** CHALLENGE **
Each entry below should be reproduced character for character.
START
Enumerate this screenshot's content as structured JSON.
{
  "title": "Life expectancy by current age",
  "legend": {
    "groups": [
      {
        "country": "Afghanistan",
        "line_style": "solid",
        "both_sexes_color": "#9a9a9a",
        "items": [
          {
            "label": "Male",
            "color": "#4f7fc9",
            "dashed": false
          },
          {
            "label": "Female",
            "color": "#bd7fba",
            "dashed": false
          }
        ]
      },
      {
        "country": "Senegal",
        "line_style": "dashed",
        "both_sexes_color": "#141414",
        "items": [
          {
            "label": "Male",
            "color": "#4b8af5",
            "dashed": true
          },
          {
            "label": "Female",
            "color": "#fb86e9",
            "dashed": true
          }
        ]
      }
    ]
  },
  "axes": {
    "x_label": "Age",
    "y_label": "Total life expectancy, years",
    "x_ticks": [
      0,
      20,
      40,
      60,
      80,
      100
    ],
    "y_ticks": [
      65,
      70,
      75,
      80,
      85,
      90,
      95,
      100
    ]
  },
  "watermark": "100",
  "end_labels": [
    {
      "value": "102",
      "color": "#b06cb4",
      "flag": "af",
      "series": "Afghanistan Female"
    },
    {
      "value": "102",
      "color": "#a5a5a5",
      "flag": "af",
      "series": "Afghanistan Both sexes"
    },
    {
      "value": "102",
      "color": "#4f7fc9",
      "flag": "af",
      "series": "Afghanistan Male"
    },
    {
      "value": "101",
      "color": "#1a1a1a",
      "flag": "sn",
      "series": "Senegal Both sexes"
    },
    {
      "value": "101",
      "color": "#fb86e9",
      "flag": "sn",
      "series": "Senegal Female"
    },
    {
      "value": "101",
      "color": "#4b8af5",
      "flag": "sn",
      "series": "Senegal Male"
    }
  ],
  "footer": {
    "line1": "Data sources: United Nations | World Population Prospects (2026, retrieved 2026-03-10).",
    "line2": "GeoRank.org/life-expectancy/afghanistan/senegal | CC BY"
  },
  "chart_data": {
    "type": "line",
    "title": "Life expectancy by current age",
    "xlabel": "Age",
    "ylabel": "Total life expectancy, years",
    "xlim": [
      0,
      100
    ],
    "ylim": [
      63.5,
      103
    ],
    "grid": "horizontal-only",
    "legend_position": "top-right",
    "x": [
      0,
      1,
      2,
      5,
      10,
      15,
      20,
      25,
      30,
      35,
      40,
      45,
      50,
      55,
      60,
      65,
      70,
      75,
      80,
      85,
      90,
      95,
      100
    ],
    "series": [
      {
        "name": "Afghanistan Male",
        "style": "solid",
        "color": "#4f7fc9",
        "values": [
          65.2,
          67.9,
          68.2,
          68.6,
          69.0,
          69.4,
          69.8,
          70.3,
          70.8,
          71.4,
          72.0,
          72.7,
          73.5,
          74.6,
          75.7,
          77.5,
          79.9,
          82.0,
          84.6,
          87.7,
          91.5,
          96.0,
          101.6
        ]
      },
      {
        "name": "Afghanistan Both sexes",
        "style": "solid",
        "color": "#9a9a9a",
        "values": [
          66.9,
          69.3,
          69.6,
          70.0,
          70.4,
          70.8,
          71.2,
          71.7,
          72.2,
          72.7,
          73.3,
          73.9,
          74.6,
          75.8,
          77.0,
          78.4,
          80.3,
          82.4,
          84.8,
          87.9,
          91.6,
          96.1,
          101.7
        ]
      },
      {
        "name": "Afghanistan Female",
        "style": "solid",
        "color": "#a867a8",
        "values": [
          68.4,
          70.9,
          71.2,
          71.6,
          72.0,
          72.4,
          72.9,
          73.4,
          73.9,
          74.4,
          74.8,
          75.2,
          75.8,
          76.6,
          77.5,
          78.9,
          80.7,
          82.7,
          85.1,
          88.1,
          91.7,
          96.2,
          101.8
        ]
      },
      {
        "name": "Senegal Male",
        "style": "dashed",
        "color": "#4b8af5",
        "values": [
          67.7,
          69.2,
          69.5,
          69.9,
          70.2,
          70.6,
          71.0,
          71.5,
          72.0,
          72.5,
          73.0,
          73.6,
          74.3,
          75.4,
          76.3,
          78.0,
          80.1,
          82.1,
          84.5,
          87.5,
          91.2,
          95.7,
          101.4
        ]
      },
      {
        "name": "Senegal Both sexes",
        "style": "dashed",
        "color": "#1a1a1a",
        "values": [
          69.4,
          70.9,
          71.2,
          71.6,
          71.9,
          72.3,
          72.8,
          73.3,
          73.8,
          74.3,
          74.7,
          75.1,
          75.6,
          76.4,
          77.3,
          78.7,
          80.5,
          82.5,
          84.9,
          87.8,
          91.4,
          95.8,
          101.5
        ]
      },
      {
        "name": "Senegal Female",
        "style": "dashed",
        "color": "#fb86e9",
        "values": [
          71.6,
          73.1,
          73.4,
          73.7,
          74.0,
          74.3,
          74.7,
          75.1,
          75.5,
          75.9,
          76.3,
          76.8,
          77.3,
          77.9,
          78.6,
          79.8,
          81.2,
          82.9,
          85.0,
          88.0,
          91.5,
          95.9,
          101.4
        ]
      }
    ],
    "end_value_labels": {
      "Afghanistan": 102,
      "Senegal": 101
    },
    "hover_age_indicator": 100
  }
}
END
** RESULT OF THIS EXERCISE **
Enumerate this screenshot's content as structured JSON.
{
  "title": "Life expectancy by current age",
  "legend": {
    "groups": [
      {
        "country": "Afghanistan",
        "line_style": "solid",
        "both_sexes_color": "#9a9a9a",
        "items": [
          {
            "label": "Male",
            "color": "#4f7fc9",
            "dashed": false
          },
          {
            "label": "Female",
            "color": "#bd7fba",
            "dashed": false
          }
        ]
      },
      {
        "country": "Senegal",
        "line_style": "dashed",
        "both_sexes_color": "#141414",
        "items": [
          {
            "label": "Male",
            "color": "#4b8af5",
            "dashed": true
          },
          {
            "label": "Female",
            "color": "#fb86e9",
            "dashed": true
          }
        ]
      }
    ]
  },
  "axes": {
    "x_label": "Age",
    "y_label": "Total life expectancy, years",
    "x_ticks": [
      0,
      20,
      40,
      60,
      80,
      100
    ],
    "y_ticks": [
      65,
      70,
      75,
      80,
      85,
      90,
      95,
      100
    ]
  },
  "watermark": "100",
  "end_labels": [
    {
      "value": "102",
      "color": "#b06cb4",
      "flag": "af",
      "series": "Afghanistan Female"
    },
    {
      "value": "102",
      "color": "#a5a5a5",
      "flag": "af",
      "series": "Afghanistan Both sexes"
    },
    {
      "value": "102",
      "color": "#4f7fc9",
      "flag": "af",
      "series": "Afghanistan Male"
    },
    {
      "value": "101",
      "color": "#1a1a1a",
      "flag": "sn",
      "series": "Senegal Both sexes"
    },
    {
      "value": "101",
      "color": "#fb86e9",
      "flag": "sn",
      "series": "Senegal Female"
    },
    {
      "value": "101",
      "color": "#4b8af5",
      "flag": "sn",
      "series": "Senegal Male"
    }
  ],
  "footer": {
    "line1": "Data sources: United Nations | World Population Prospects (2026, retrieved 2026-03-10).",
    "line2": "GeoRank.org/life-expectancy/afghanistan/senegal | CC BY"
  },
  "chart_data": {
    "type": "line",
    "title": "Life expectancy by current age",
    "xlabel": "Age",
    "ylabel": "Total life expectancy, years",
    "xlim": [
      0,
      100
    ],
    "ylim": [
      63.5,
      103
    ],
    "grid": "horizontal-only",
    "legend_position": "top-right",
    "x": [
      0,
      1,
      2,
      5,
      10,
      15,
      20,
      25,
      30,
      35,
      40,
      45,
      50,
      55,
      60,
      65,
      70,
      75,
      80,
      85,
      90,
      95,
      100
    ],
    "series": [
      {
        "name": "Afghanistan Male",
        "style": "solid",
        "color": "#4f7fc9",
        "values": [
          65.2,
          67.9,
          68.2,
          68.6,
          69.0,
          69.4,
          69.8,
          70.3,
          70.8,
          71.4,
          72.0,
          72.7,
          73.5,
          74.6,
          75.7,
          77.5,
          79.9,
          82.0,
          84.6,
          87.7,
          91.5,
          96.0,
          101.6
        ]
      },
      {
        "name": "Afghanistan Both sexes",
        "style": "solid",
        "color": "#9a9a9a",
        "values": [
          66.9,
          69.3,
          69.6,
          70.0,
          70.4,
          70.8,
          71.2,
          71.7,
          72.2,
          72.7,
          73.3,
          73.9,
          74.6,
          75.8,
          77.0,
          78.4,
          80.3,
          82.4,
          84.8,
          87.9,
          91.6,
          96.1,
          101.7
        ]
      },
      {
        "name": "Afghanistan Female",
        "style": "solid",
        "color": "#a867a8",
        "values": [
          68.4,
          70.9,
          71.2,
          71.6,
          72.0,
          72.4,
          72.9,
          73.4,
          73.9,
          74.4,
          74.8,
          75.2,
          75.8,
          76.6,
          77.5,
          78.9,
          80.7,
          82.7,
          85.1,
          88.1,
          91.7,
          96.2,
          101.8
        ]
      },
      {
        "name": "Senegal Male",
        "style": "dashed",
        "color": "#4b8af5",
        "values": [
          67.7,
          69.2,
          69.5,
          69.9,
          70.2,
          70.6,
          71.0,
          71.5,
          72.0,
          72.5,
          73.0,
          73.6,
          74.3,
          75.4,
          76.3,
          78.0,
          80.1,
          82.1,
          84.5,
          87.5,
          91.2,
          95.7,
          101.4
        ]
      },
      {
        "name": "Senegal Both sexes",
        "style": "dashed",
        "color": "#1a1a1a",
        "values": [
          69.4,
          70.9,
          71.2,
          71.6,
          71.9,
          72.3,
          72.8,
          73.3,
          73.8,
          74.3,
          74.7,
          75.1,
          75.6,
          76.4,
          77.3,
          78.7,
          80.5,
          82.5,
          84.9,
          87.8,
          91.4,
          95.8,
          101.5
        ]
      },
      {
        "name": "Senegal Female",
        "style": "dashed",
        "color": "#fb86e9",
        "values": [
          71.6,
          73.1,
          73.4,
          73.7,
          74.0,
          74.3,
          74.7,
          75.1,
          75.5,
          75.9,
          76.3,
          76.8,
          77.3,
          77.9,
          78.6,
          79.8,
          81.2,
          82.9,
          85.0,
          88.0,
          91.5,
          95.9,
          101.4
        ]
      }
    ],
    "end_value_labels": {
      "Afghanistan": 102,
      "Senegal": 101
    },
    "hover_age_indicator": 100
  }
}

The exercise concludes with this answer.